- **REQUIRED WORK**: Which lines hold the string "ನವನಗರ"? Copy every one of them.

- **EXERCISE DATA**:

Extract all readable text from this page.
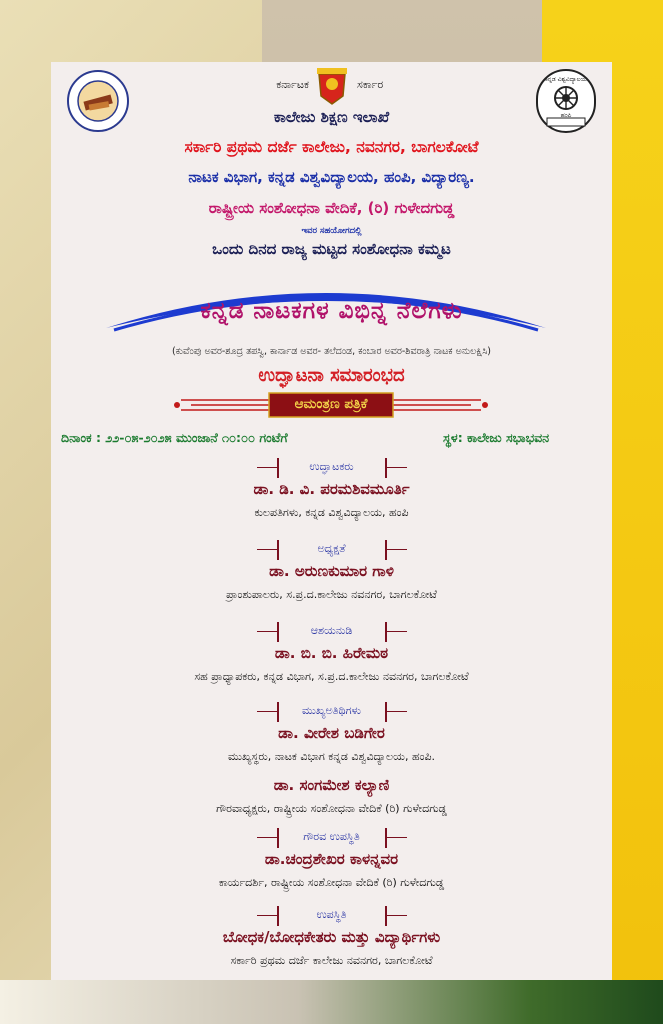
ಕನ್ನಡ ವಿಶ್ವವಿದ್ಯಾಲಯ
ಹಂಪಿ
ಕರ್ನಾಟಕ	ಸರ್ಕಾರ
ಕಾಲೇಜು ಶಿಕ್ಷಣ ಇಲಾಖೆ
ಸರ್ಕಾರಿ ಪ್ರಥಮ ದರ್ಜೆ ಕಾಲೇಜು, ನವನಗರ, ಬಾಗಲಕೋಟೆ
ನಾಟಕ ವಿಭಾಗ, ಕನ್ನಡ ವಿಶ್ವವಿದ್ಯಾಲಯ, ಹಂಪಿ, ವಿದ್ಯಾರಣ್ಯ.
ರಾಷ್ಟ್ರೀಯ ಸಂಶೋಧನಾ ವೇದಿಕೆ, (ರಿ) ಗುಳೇದಗುಡ್ಡ
ಇವರ ಸಹಯೋಗದಲ್ಲಿ
ಒಂದು ದಿನದ ರಾಜ್ಯ ಮಟ್ಟದ ಸಂಶೋಧನಾ ಕಮ್ಮಟ
ಕನ್ನಡ ನಾಟಕಗಳ ವಿಭಿನ್ನ ನೆಲೆಗಳು
(ಕುವೆಂಪು ಅವರ-ಶೂದ್ರ ತಪಸ್ವಿ, ಕಾರ್ನಾಡ ಅವರ- ತಲೆದಂಡ, ಕಂಬಾರ ಅವರ-ಶಿವರಾತ್ರಿ ನಾಟಕ ಅನುಲಕ್ಷಿಸಿ)
ಉದ್ಘಾಟನಾ ಸಮಾರಂಭದ
ಆಮಂತ್ರಣ ಪತ್ರಿಕೆ
ದಿನಾಂಕ : ೨೨-೦೫-೨೦೨೫ ಮುಂಜಾನೆ ೧೦:೦೦ ಗಂಟೆಗೆ	ಸ್ಥಳ: ಕಾಲೇಜು ಸಭಾಭವನ
ಉದ್ಘಾಟಕರು
ಡಾ. ಡಿ. ವಿ. ಪರಮಶಿವಮೂರ್ತಿ
ಕುಲಪತಿಗಳು, ಕನ್ನಡ ವಿಶ್ವವಿದ್ಯಾಲಯ, ಹಂಪಿ
ಅಧ್ಯಕ್ಷತೆ
ಡಾ. ಅರುಣಕುಮಾರ ಗಾಳಿ
ಪ್ರಾಂಶುಪಾಲರು, ಸ.ಪ್ರ.ದ.ಕಾಲೇಜು ನವನಗರ, ಬಾಗಲಕೋಟೆ
ಆಶಯನುಡಿ
ಡಾ. ಬಿ. ಬಿ. ಹಿರೇಮಠ
ಸಹ ಪ್ರಾಧ್ಯಾಪಕರು, ಕನ್ನಡ ವಿಭಾಗ, ಸ.ಪ್ರ.ದ.ಕಾಲೇಜು ನವನಗರ, ಬಾಗಲಕೋಟೆ
ಮುಖ್ಯಅತಿಥಿಗಳು
ಡಾ. ವೀರೇಶ ಬಡಿಗೇರ
ಮುಖ್ಯಸ್ಥರು, ನಾಟಕ ವಿಭಾಗ ಕನ್ನಡ ವಿಶ್ವವಿದ್ಯಾಲಯ, ಹಂಪಿ.
ಡಾ. ಸಂಗಮೇಶ ಕಲ್ಯಾಣಿ
ಗೌರವಾಧ್ಯಕ್ಷರು, ರಾಷ್ಟ್ರೀಯ ಸಂಶೋಧನಾ ವೇದಿಕೆ (ರಿ) ಗುಳೇದಗುಡ್ಡ
ಗೌರವ ಉಪಸ್ಥಿತಿ
ಡಾ.ಚಂದ್ರಶೇಖರ ಕಾಳನ್ನವರ
ಕಾರ್ಯದರ್ಶಿ, ರಾಷ್ಟ್ರೀಯ ಸಂಶೋಧನಾ ವೇದಿಕೆ (ರಿ) ಗುಳೇದಗುಡ್ಡ
ಉಪಸ್ಥಿತಿ
ಬೋಧಕ/ಬೋಧಕೇತರು ಮತ್ತು ವಿದ್ಯಾರ್ಥಿಗಳು
ಸರ್ಕಾರಿ ಪ್ರಥಮ ದರ್ಜೆ ಕಾಲೇಜು ನವನಗರ, ಬಾಗಲಕೋಟೆ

- **TASK OUTPUT**:
ಸರ್ಕಾರಿ ಪ್ರಥಮ ದರ್ಜೆ ಕಾಲೇಜು, ನವನಗರ, ಬಾಗಲಕೋಟೆ
ಪ್ರಾಂಶುಪಾಲರು, ಸ.ಪ್ರ.ದ.ಕಾಲೇಜು ನವನಗರ, ಬಾಗಲಕೋಟೆ
ಸಹ ಪ್ರಾಧ್ಯಾಪಕರು, ಕನ್ನಡ ವಿಭಾಗ, ಸ.ಪ್ರ.ದ.ಕಾಲೇಜು ನವನಗರ, ಬಾಗಲಕೋಟೆ
ಸರ್ಕಾರಿ ಪ್ರಥಮ ದರ್ಜೆ ಕಾಲೇಜು ನವನಗರ, ಬಾಗಲಕೋಟೆ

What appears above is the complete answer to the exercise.